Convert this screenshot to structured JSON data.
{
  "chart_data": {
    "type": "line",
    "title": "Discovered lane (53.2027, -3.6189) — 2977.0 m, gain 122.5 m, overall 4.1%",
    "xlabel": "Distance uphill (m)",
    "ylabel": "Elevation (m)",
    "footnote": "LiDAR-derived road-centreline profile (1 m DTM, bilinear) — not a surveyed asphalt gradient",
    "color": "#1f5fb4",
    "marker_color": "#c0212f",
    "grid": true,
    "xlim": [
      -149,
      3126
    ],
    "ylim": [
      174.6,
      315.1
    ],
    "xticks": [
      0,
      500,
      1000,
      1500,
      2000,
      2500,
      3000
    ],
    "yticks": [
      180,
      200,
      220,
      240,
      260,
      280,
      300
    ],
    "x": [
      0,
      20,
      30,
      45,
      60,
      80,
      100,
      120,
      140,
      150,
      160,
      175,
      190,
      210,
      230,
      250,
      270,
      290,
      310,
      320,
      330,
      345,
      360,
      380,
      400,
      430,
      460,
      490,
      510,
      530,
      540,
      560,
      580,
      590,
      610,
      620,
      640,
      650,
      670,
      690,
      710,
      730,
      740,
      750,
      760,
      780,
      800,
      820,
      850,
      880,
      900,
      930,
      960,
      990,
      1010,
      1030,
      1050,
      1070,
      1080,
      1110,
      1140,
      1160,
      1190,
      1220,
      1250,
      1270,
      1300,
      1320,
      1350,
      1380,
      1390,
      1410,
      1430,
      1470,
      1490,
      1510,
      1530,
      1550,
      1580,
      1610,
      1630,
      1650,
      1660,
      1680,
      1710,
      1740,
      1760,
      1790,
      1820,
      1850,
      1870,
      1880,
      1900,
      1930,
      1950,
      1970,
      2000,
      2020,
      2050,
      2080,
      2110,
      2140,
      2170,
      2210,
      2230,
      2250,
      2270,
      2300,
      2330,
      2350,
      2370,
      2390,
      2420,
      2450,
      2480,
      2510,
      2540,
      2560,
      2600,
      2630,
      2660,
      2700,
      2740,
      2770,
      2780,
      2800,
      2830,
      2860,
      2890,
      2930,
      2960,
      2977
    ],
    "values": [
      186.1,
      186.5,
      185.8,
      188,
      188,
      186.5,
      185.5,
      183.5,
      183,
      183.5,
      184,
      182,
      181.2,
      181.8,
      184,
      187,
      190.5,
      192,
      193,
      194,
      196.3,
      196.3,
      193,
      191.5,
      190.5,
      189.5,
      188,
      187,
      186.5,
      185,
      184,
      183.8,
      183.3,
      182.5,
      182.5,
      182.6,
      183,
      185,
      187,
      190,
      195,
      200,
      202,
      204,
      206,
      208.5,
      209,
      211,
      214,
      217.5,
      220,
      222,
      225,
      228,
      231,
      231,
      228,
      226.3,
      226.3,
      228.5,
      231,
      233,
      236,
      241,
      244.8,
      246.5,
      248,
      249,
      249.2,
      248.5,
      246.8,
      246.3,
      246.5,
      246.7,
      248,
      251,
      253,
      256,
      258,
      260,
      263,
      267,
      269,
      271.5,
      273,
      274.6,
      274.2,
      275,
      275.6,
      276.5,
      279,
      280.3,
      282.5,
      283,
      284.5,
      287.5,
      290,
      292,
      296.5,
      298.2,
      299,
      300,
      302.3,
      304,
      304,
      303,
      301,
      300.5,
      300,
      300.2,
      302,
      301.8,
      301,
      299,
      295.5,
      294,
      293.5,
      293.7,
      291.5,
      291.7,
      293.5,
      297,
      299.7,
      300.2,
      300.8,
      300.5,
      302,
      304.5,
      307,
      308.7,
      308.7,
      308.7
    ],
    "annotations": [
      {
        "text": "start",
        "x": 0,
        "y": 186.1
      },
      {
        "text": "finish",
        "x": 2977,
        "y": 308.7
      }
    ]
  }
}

- - - - -

▶ WHAT YOU HAVE TO DO
Using the data above, print every record exactly as shown.

▶ ANSWER FOR THIS EXERCISE
Convert this screenshot to structured JSON data.
{
  "chart_data": {
    "type": "line",
    "title": "Discovered lane (53.2027, -3.6189) — 2977.0 m, gain 122.5 m, overall 4.1%",
    "xlabel": "Distance uphill (m)",
    "ylabel": "Elevation (m)",
    "footnote": "LiDAR-derived road-centreline profile (1 m DTM, bilinear) — not a surveyed asphalt gradient",
    "color": "#1f5fb4",
    "marker_color": "#c0212f",
    "grid": true,
    "xlim": [
      -149,
      3126
    ],
    "ylim": [
      174.6,
      315.1
    ],
    "xticks": [
      0,
      500,
      1000,
      1500,
      2000,
      2500,
      3000
    ],
    "yticks": [
      180,
      200,
      220,
      240,
      260,
      280,
      300
    ],
    "x": [
      0,
      20,
      30,
      45,
      60,
      80,
      100,
      120,
      140,
      150,
      160,
      175,
      190,
      210,
      230,
      250,
      270,
      290,
      310,
      320,
      330,
      345,
      360,
      380,
      400,
      430,
      460,
      490,
      510,
      530,
      540,
      560,
      580,
      590,
      610,
      620,
      640,
      650,
      670,
      690,
      710,
      730,
      740,
      750,
      760,
      780,
      800,
      820,
      850,
      880,
      900,
      930,
      960,
      990,
      1010,
      1030,
      1050,
      1070,
      1080,
      1110,
      1140,
      1160,
      1190,
      1220,
      1250,
      1270,
      1300,
      1320,
      1350,
      1380,
      1390,
      1410,
      1430,
      1470,
      1490,
      1510,
      1530,
      1550,
      1580,
      1610,
      1630,
      1650,
      1660,
      1680,
      1710,
      1740,
      1760,
      1790,
      1820,
      1850,
      1870,
      1880,
      1900,
      1930,
      1950,
      1970,
      2000,
      2020,
      2050,
      2080,
      2110,
      2140,
      2170,
      2210,
      2230,
      2250,
      2270,
      2300,
      2330,
      2350,
      2370,
      2390,
      2420,
      2450,
      2480,
      2510,
      2540,
      2560,
      2600,
      2630,
      2660,
      2700,
      2740,
      2770,
      2780,
      2800,
      2830,
      2860,
      2890,
      2930,
      2960,
      2977
    ],
    "values": [
      186.1,
      186.5,
      185.8,
      188,
      188,
      186.5,
      185.5,
      183.5,
      183,
      183.5,
      184,
      182,
      181.2,
      181.8,
      184,
      187,
      190.5,
      192,
      193,
      194,
      196.3,
      196.3,
      193,
      191.5,
      190.5,
      189.5,
      188,
      187,
      186.5,
      185,
      184,
      183.8,
      183.3,
      182.5,
      182.5,
      182.6,
      183,
      185,
      187,
      190,
      195,
      200,
      202,
      204,
      206,
      208.5,
      209,
      211,
      214,
      217.5,
      220,
      222,
      225,
      228,
      231,
      231,
      228,
      226.3,
      226.3,
      228.5,
      231,
      233,
      236,
      241,
      244.8,
      246.5,
      248,
      249,
      249.2,
      248.5,
      246.8,
      246.3,
      246.5,
      246.7,
      248,
      251,
      253,
      256,
      258,
      260,
      263,
      267,
      269,
      271.5,
      273,
      274.6,
      274.2,
      275,
      275.6,
      276.5,
      279,
      280.3,
      282.5,
      283,
      284.5,
      287.5,
      290,
      292,
      296.5,
      298.2,
      299,
      300,
      302.3,
      304,
      304,
      303,
      301,
      300.5,
      300,
      300.2,
      302,
      301.8,
      301,
      299,
      295.5,
      294,
      293.5,
      293.7,
      291.5,
      291.7,
      293.5,
      297,
      299.7,
      300.2,
      300.8,
      300.5,
      302,
      304.5,
      307,
      308.7,
      308.7,
      308.7
    ],
    "annotations": [
      {
        "text": "start",
        "x": 0,
        "y": 186.1
      },
      {
        "text": "finish",
        "x": 2977,
        "y": 308.7
      }
    ]
  }
}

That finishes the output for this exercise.